Saved data entries
■ ■ ■ ■ ■ ■ ■
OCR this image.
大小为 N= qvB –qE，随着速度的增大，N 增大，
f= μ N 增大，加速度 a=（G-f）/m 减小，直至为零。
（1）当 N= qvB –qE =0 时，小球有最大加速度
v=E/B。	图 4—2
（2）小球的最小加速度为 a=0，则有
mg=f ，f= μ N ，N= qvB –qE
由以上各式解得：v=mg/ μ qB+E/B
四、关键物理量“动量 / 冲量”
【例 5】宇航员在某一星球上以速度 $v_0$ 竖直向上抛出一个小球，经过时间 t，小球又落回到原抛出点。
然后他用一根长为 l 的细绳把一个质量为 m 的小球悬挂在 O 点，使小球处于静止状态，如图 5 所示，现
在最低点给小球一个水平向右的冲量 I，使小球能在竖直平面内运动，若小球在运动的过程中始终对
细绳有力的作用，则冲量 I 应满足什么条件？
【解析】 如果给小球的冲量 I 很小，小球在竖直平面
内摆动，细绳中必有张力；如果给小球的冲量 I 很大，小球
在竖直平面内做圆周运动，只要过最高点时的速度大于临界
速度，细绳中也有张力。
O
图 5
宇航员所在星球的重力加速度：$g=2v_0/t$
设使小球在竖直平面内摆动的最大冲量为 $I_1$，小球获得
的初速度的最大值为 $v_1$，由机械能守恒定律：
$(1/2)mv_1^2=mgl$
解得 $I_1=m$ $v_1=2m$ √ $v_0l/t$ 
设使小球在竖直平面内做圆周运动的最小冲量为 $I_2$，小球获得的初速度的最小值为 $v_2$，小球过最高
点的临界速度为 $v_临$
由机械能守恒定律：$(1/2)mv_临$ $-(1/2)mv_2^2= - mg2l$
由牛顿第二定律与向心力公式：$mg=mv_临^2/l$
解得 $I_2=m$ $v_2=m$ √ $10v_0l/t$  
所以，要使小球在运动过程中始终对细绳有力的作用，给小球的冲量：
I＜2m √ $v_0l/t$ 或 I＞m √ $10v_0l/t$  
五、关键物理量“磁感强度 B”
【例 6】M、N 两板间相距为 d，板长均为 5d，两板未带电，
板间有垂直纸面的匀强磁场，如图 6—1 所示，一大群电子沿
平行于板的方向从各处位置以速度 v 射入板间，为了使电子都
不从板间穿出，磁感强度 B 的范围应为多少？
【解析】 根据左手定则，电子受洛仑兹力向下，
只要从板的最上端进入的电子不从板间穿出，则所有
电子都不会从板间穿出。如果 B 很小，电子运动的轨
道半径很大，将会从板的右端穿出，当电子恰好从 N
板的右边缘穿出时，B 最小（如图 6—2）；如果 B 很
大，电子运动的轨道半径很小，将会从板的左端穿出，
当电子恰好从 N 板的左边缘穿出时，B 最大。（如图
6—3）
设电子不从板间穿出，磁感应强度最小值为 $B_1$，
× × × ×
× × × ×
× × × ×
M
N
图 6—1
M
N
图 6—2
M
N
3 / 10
■ ■ ■ ■ ■ ■ ■
▸ JOB: Exactly as written above, please repeat the entries.

▸ FINAL RESULT:
OCR this image.
大小为 N= qvB –qE，随着速度的增大，N 增大，
f= μ N 增大，加速度 a=（G-f）/m 减小，直至为零。
（1）当 N= qvB –qE =0 时，小球有最大加速度
v=E/B。	图 4—2
（2）小球的最小加速度为 a=0，则有
mg=f ，f= μ N ，N= qvB –qE
由以上各式解得：v=mg/ μ qB+E/B
四、关键物理量“动量 / 冲量”
【例 5】宇航员在某一星球上以速度 $v_0$ 竖直向上抛出一个小球，经过时间 t，小球又落回到原抛出点。
然后他用一根长为 l 的细绳把一个质量为 m 的小球悬挂在 O 点，使小球处于静止状态，如图 5 所示，现
在最低点给小球一个水平向右的冲量 I，使小球能在竖直平面内运动，若小球在运动的过程中始终对
细绳有力的作用，则冲量 I 应满足什么条件？
【解析】 如果给小球的冲量 I 很小，小球在竖直平面
内摆动，细绳中必有张力；如果给小球的冲量 I 很大，小球
在竖直平面内做圆周运动，只要过最高点时的速度大于临界
速度，细绳中也有张力。
O
图 5
宇航员所在星球的重力加速度：$g=2v_0/t$
设使小球在竖直平面内摆动的最大冲量为 $I_1$，小球获得
的初速度的最大值为 $v_1$，由机械能守恒定律：
$(1/2)mv_1^2=mgl$
解得 $I_1=m$ $v_1=2m$ √ $v_0l/t$ 
设使小球在竖直平面内做圆周运动的最小冲量为 $I_2$，小球获得的初速度的最小值为 $v_2$，小球过最高
点的临界速度为 $v_临$
由机械能守恒定律：$(1/2)mv_临$ $-(1/2)mv_2^2= - mg2l$
由牛顿第二定律与向心力公式：$mg=mv_临^2/l$
解得 $I_2=m$ $v_2=m$ √ $10v_0l/t$  
所以，要使小球在运动过程中始终对细绳有力的作用，给小球的冲量：
I＜2m √ $v_0l/t$ 或 I＞m √ $10v_0l/t$  
五、关键物理量“磁感强度 B”
【例 6】M、N 两板间相距为 d，板长均为 5d，两板未带电，
板间有垂直纸面的匀强磁场，如图 6—1 所示，一大群电子沿
平行于板的方向从各处位置以速度 v 射入板间，为了使电子都
不从板间穿出，磁感强度 B 的范围应为多少？
【解析】 根据左手定则，电子受洛仑兹力向下，
只要从板的最上端进入的电子不从板间穿出，则所有
电子都不会从板间穿出。如果 B 很小，电子运动的轨
道半径很大，将会从板的右端穿出，当电子恰好从 N
板的右边缘穿出时，B 最小（如图 6—2）；如果 B 很
大，电子运动的轨道半径很小，将会从板的左端穿出，
当电子恰好从 N 板的左边缘穿出时，B 最大。（如图
6—3）
设电子不从板间穿出，磁感应强度最小值为 $B_1$，
× × × ×
× × × ×
× × × ×
M
N
图 6—1
M
N
图 6—2
M
N
3 / 10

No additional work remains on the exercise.